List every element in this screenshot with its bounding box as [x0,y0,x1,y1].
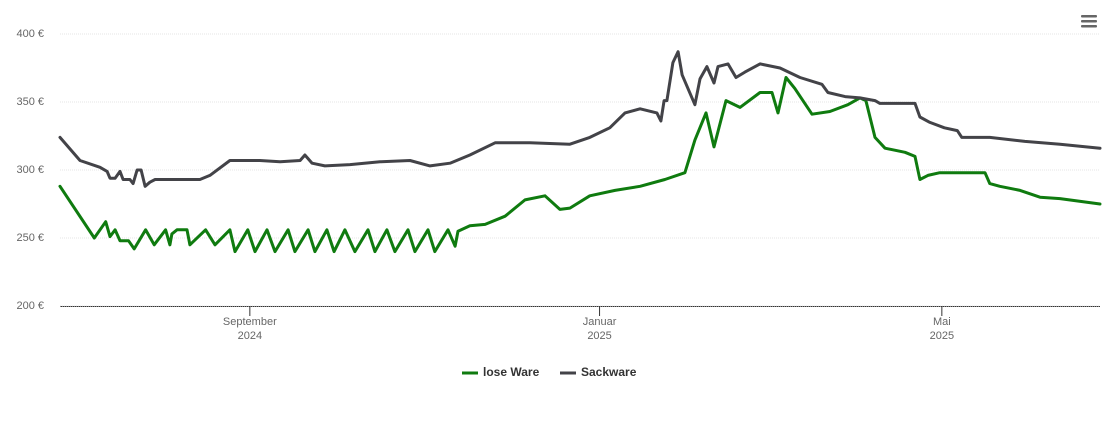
x-tick-label: Januar [583,316,617,328]
legend-label[interactable]: Sackware [581,365,637,379]
series-line [58,50,1102,188]
x-tick-label: September [223,316,277,328]
y-tick-label: 350 € [16,96,44,108]
x-tick-label: 2024 [238,330,262,342]
menu-bar[interactable] [1081,25,1097,28]
y-tick-label: 300 € [16,164,44,176]
menu-bar[interactable] [1081,15,1097,18]
menu-button[interactable] [1078,10,1100,32]
x-tick-label: 2025 [930,330,954,342]
series-line [58,76,1102,254]
x-tick-label: Mai [933,316,951,328]
menu-bar[interactable] [1081,20,1097,23]
legend-label[interactable]: lose Ware [483,365,540,379]
y-tick-label: 200 € [16,300,44,312]
x-tick-label: 2025 [587,330,611,342]
y-tick-label: 400 € [16,28,44,40]
y-tick-label: 250 € [16,232,44,244]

The task: Reproduce every row above verbatim, in its original order, and leave out the picture.

Written response:
List every element in this screenshot with its bounding box as [x0,y0,x1,y1].
x-tick-label: Januar [583,316,617,328]
legend-label[interactable]: Sackware [581,365,637,379]
series-line [58,50,1102,188]
x-tick-label: September [223,316,277,328]
y-tick-label: 350 € [16,96,44,108]
x-tick-label: 2024 [238,330,262,342]
menu-bar[interactable] [1081,25,1097,28]
y-tick-label: 300 € [16,164,44,176]
menu-bar[interactable] [1081,15,1097,18]
menu-button[interactable] [1078,10,1100,32]
x-tick-label: 2025 [930,330,954,342]
series-line [58,76,1102,254]
x-tick-label: Mai [933,316,951,328]
menu-bar[interactable] [1081,20,1097,23]
legend-label[interactable]: lose Ware [483,365,540,379]
y-tick-label: 200 € [16,300,44,312]
x-tick-label: 2025 [587,330,611,342]
y-tick-label: 400 € [16,28,44,40]
y-tick-label: 250 € [16,232,44,244]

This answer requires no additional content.